(TEXT PROVIDED)

The researchers have created beads made of magnetically-charged cobalt nanoparticles coupled with microbe-specific phages or viruses, each of which binds to a specific, disease-causing bacteria such as Listeria, E.coli or Salmonella. The magnetic virus-bacteria beads can then be quickly removed from liquid samples with a magnet.
Nugen says: ‘The cobalt nanoparticle beads bind to the phages much more strongly than antibodies, and cobalt is very strongly magnetic so the method works quickly, much faster than other magnetic nanoparticles such as iron, for example. Using the iron in the retrieval process might take overnight, but the cobalt works in 30 seconds.’
So far the researchers have shown that their methods work in non-food liquids and they are now about to test actual food samples.
Nugen and colleagues are also working on a method to detect microbes in dry food samples, such as cereals and grains, by sampling air sucked from spaces between individual bits as they pass by on a conveyor belt. Particles collected this way will be pulled into a ‘wetted cyclone’ filter from which a clean sample can be prepared for microbial testing.

(End TEXT PROVIDED)
(SUPPLIED DATA)

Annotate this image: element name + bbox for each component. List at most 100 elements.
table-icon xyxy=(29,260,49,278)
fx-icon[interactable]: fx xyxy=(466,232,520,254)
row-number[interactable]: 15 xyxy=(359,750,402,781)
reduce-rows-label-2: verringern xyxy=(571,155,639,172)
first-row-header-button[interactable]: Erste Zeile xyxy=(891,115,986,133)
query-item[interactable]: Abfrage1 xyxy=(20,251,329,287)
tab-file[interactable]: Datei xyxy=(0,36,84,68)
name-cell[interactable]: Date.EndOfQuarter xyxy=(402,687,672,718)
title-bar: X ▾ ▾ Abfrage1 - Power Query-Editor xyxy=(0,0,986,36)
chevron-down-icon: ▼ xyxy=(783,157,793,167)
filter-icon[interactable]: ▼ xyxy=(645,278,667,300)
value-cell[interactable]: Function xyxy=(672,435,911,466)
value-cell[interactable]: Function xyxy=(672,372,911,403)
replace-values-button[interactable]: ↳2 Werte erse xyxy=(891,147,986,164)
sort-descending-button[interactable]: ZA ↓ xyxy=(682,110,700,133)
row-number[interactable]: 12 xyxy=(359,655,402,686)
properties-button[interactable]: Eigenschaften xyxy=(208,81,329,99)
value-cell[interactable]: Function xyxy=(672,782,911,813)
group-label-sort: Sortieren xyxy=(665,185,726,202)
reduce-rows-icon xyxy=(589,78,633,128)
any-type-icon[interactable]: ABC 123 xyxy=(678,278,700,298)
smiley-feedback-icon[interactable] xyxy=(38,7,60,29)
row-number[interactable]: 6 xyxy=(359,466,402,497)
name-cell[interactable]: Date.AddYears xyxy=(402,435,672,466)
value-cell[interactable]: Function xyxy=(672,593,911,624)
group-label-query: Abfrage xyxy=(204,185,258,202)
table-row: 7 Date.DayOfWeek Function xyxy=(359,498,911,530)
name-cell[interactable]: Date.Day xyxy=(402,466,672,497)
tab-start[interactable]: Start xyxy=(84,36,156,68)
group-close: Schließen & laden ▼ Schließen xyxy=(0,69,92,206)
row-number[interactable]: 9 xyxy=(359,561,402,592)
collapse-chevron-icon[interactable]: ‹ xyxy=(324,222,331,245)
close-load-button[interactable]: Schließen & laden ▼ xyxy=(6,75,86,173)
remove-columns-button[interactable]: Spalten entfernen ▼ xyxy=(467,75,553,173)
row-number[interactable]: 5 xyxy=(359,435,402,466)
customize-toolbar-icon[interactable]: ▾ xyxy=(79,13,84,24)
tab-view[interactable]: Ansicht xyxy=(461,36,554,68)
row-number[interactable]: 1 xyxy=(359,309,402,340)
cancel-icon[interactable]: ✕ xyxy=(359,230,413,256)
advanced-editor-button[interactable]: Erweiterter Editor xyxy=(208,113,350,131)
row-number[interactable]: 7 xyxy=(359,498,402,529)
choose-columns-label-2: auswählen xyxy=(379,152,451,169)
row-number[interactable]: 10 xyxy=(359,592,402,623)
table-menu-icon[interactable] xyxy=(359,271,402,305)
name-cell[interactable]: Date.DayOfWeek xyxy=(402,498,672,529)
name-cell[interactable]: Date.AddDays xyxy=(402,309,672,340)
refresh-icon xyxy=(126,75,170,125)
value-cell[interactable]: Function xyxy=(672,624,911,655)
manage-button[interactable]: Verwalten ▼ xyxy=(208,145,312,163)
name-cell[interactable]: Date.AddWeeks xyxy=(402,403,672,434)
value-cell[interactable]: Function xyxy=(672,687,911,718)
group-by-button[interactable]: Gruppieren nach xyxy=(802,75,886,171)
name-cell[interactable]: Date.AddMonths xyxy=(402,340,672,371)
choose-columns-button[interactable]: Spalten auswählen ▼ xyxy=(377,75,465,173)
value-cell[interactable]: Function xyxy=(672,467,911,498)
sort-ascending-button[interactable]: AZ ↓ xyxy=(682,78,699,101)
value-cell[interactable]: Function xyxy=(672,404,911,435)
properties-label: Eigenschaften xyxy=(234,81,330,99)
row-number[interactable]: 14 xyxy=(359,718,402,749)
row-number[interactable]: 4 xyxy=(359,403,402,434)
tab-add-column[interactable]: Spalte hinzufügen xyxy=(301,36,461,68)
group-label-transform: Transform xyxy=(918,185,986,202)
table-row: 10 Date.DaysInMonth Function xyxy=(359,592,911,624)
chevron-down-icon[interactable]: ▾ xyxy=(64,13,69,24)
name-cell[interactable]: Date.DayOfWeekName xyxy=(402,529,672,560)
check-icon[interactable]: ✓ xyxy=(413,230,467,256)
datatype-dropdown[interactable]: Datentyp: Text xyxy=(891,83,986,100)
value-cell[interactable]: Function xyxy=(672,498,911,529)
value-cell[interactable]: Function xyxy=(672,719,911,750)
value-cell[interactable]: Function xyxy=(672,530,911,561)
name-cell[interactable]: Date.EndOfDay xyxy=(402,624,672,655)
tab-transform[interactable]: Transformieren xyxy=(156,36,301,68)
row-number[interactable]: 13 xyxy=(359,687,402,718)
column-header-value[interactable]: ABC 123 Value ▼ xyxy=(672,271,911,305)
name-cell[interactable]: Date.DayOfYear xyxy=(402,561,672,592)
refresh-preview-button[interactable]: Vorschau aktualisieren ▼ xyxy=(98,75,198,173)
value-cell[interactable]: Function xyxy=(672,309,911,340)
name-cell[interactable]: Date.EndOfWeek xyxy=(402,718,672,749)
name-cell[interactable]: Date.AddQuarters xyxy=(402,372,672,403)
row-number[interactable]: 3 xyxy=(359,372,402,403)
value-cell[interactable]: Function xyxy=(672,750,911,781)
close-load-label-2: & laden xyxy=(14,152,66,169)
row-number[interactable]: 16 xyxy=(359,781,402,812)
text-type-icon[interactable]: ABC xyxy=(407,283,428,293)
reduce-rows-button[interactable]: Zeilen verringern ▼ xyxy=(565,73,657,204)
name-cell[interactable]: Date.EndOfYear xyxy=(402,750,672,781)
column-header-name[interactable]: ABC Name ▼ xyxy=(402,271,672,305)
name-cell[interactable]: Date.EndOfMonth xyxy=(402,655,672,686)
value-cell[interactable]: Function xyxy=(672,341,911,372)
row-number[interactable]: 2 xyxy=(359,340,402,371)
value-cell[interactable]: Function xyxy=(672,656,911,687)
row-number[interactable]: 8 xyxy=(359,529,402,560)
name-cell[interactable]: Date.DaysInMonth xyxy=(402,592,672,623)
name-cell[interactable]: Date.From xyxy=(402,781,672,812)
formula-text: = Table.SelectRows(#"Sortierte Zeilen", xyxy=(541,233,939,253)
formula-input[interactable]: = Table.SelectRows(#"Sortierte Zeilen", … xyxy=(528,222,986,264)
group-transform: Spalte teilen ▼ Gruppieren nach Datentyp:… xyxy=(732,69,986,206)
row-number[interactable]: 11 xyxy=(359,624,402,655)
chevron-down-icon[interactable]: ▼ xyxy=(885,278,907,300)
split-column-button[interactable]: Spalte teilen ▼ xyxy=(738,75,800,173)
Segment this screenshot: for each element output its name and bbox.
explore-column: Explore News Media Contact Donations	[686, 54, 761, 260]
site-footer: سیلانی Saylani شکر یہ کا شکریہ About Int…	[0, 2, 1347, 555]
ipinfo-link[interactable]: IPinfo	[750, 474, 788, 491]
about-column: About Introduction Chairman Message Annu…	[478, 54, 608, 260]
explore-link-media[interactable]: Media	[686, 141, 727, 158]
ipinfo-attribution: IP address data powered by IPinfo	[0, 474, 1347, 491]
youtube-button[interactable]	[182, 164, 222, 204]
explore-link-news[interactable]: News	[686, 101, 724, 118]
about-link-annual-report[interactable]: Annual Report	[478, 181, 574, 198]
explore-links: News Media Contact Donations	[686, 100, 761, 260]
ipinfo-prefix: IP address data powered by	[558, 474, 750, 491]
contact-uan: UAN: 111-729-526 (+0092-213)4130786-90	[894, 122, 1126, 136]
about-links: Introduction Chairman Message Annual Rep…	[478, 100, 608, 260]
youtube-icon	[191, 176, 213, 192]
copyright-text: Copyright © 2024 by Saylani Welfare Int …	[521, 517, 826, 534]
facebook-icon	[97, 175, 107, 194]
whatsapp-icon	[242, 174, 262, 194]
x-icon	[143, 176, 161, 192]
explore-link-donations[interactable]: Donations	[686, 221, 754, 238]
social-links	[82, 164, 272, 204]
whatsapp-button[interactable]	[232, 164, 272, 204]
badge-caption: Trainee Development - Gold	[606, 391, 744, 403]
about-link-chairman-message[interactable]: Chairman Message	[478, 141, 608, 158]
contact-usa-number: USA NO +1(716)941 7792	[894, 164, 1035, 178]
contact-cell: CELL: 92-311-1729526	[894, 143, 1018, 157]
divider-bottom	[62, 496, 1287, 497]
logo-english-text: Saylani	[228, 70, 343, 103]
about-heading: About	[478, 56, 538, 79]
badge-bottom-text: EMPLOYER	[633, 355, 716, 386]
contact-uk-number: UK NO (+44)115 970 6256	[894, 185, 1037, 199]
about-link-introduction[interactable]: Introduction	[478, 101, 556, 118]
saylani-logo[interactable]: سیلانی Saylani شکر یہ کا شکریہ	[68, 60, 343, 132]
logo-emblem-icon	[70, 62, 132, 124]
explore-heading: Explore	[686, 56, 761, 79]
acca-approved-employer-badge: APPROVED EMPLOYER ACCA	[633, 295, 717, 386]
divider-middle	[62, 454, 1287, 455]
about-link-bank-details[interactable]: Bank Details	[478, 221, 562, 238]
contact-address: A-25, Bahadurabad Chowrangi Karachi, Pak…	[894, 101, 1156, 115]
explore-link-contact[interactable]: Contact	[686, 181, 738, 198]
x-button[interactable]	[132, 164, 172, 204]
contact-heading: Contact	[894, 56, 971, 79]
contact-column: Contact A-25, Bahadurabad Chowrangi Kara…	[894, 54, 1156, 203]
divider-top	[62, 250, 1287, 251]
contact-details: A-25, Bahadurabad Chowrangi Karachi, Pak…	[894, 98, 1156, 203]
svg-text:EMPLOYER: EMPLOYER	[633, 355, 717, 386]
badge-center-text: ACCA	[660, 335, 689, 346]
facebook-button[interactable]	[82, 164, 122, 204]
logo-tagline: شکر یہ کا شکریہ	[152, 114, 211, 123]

(End SUPPLIED DATA)

[PROBLEMS AND TASKS]:
1: According to the text about magnetic beads for catching foodborne bacteria, how long does retrieval take with cobalt?
2: Carry on the text about magnetic beads for catching foodborne bacteria, picking up after its final sentence.

[RESULTS BY TASK]:
1: The cobalt works in 30 seconds.

2:
Interestingly, each of the specific viruses the researchers introduce to target one the ‘big three’ harmful microbes continues to multiply inside the bacteria, killing them all in 25 minutes in the case of E.coli. Nugen says: ‘If I develop a technique for detecting the signature of a replicated virus that had been growing in E.coli, I can also tell whether there ever was E.coli in that sample.’
He adds: ‘This study is all about separation but we’re setting it up so that this strategy of rapid detection can be an end product of our research.’
New methods for sampling in food factories
A new device designed to sample and detect foodborne bacteria is being trialled by scientists at the University of Southampton. The Biolisme project – started in 2009 by a consortium of six partners from four countries funded by the EU – is using research from the University to develop a sensor capable of collecting and detecting L.monocytogenes on food industry surfaces, to prevent contaminated products from entering the market. L.monocytogenes has the highest hospitalisation (92%) and death rate (18%) among all foodborne pathogens.
Current lab cultivation techniques to detect the bacteria take days, but the new device aims to collect and detect the pathogen on location within 3–4 hours.
Traditional methods of testing, where sample cells are cultivated in labs, are also flawed
Traditional methods of testing, where sample cells are cultivated in labs, are also flawed, as ‘stressed’ cells will not grow in cultures and can therefore produce negative results despite the bacteria being present and potentially harmful. Alternative techniques, based on molecular methods, will detect all cell types, but don’t differentiate between live and harmless dead cells, which can remain after disinfection.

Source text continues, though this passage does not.